SET PROBLEM:
Where does the string "title" appear in the records? Copy every line that contains it.

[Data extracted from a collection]
______
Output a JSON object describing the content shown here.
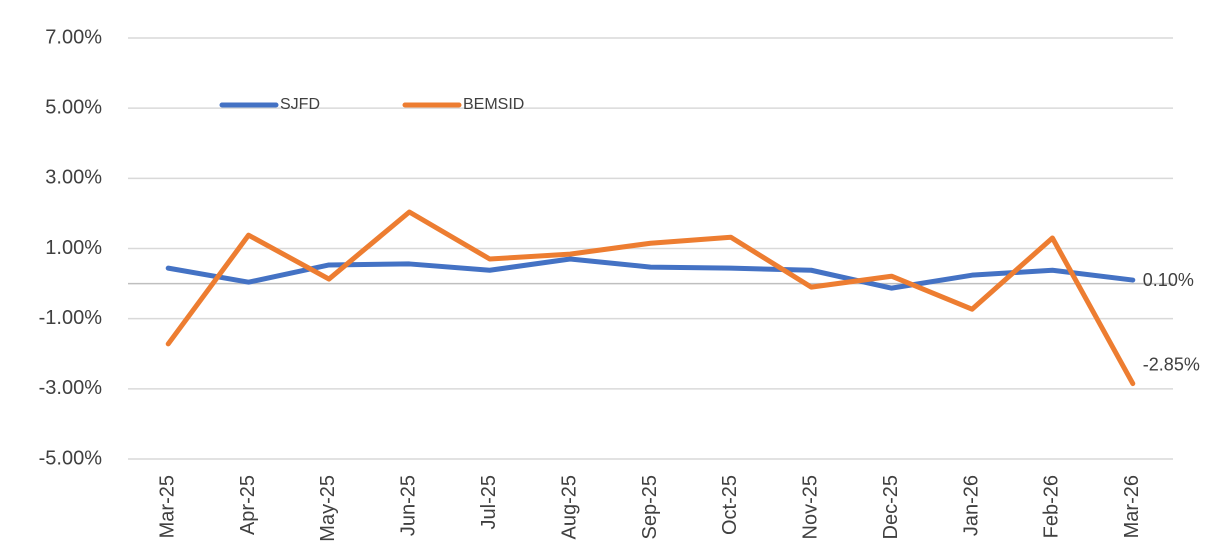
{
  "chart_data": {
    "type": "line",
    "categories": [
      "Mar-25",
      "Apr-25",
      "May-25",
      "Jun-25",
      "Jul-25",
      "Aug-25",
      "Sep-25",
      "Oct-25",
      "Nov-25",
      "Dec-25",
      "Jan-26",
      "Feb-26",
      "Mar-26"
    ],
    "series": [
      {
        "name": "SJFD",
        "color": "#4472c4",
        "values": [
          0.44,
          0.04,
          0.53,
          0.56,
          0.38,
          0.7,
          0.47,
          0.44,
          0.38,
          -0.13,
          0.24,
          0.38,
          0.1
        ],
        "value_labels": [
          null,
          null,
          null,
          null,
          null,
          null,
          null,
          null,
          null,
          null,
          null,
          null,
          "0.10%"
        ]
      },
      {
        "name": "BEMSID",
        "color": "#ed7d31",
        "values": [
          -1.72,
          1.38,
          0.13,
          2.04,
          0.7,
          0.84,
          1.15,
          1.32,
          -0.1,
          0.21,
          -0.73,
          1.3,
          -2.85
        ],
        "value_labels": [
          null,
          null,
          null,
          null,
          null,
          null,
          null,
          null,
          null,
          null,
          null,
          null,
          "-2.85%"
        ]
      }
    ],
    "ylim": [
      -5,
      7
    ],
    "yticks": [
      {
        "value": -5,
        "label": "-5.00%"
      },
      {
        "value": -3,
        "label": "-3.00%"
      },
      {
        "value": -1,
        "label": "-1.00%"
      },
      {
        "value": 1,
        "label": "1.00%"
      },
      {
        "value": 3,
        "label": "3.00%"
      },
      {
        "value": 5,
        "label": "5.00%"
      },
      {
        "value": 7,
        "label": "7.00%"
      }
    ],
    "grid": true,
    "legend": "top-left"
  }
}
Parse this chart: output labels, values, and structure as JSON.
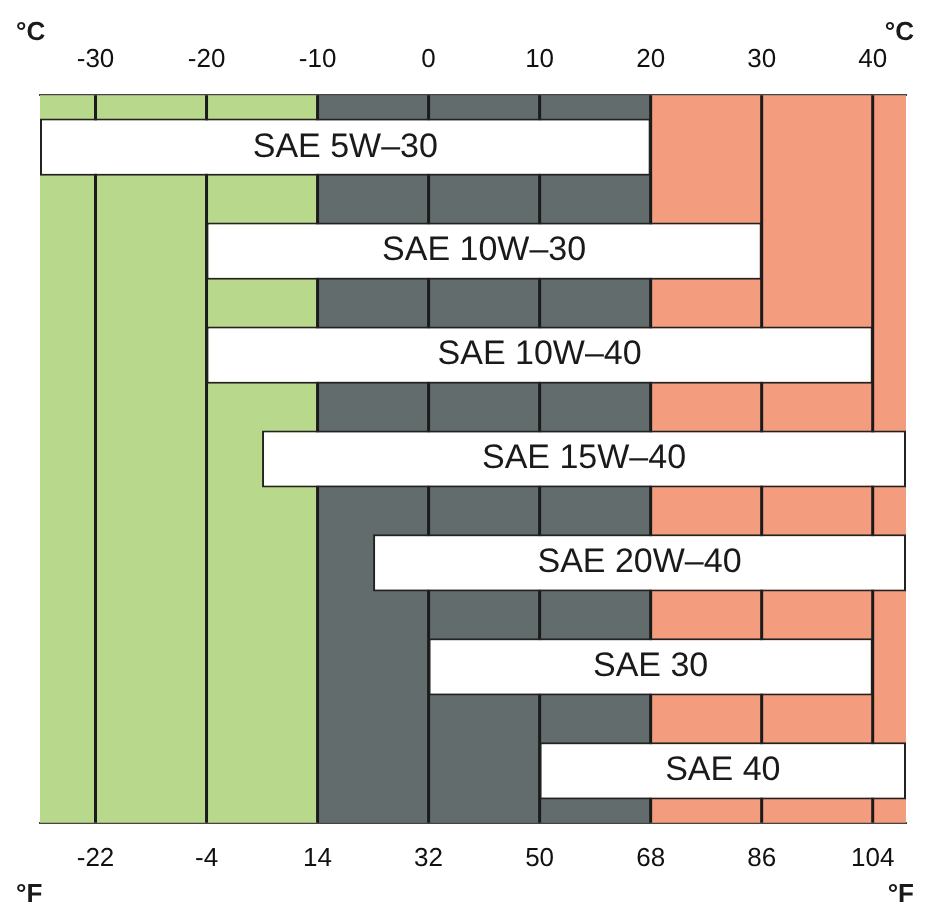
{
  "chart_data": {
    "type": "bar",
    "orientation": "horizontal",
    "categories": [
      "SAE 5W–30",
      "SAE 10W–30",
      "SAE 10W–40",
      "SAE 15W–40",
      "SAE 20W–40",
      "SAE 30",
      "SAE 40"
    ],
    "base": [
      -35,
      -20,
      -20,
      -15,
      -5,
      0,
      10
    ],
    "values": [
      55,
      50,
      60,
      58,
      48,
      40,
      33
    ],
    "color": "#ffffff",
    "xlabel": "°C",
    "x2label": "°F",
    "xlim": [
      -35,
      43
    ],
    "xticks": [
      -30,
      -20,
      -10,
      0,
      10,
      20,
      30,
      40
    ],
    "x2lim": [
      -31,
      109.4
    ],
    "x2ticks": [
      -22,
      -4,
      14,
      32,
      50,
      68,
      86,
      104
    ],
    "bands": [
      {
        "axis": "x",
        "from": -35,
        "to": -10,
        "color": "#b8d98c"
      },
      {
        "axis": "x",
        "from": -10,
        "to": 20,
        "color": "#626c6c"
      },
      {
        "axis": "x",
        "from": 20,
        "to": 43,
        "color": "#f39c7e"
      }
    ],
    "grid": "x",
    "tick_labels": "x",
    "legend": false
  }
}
______
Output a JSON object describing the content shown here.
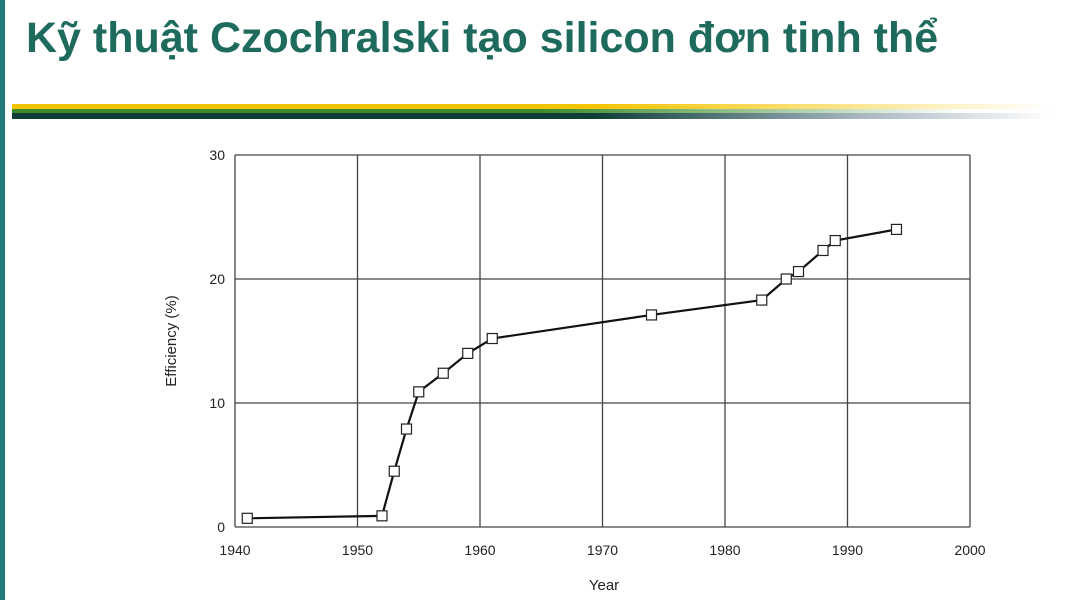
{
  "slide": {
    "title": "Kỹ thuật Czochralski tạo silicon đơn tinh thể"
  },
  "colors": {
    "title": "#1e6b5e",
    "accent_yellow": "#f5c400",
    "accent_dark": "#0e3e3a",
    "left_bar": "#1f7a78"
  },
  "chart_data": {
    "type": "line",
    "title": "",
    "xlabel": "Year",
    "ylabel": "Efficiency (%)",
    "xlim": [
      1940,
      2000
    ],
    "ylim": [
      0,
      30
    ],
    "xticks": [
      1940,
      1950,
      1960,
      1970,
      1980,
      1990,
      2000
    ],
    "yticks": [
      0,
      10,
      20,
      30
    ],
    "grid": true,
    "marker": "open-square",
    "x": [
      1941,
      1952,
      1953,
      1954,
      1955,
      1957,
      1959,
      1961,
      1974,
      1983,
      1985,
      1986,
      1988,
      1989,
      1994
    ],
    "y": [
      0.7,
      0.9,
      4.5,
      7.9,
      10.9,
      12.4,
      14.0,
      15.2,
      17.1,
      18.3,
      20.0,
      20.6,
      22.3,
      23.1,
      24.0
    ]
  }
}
______
TASK OUTPUT:
    "title": "Kỹ thuật Czochralski tạo silicon đơn tinh thể"
    "title": "#1e6b5e",
    "title": "",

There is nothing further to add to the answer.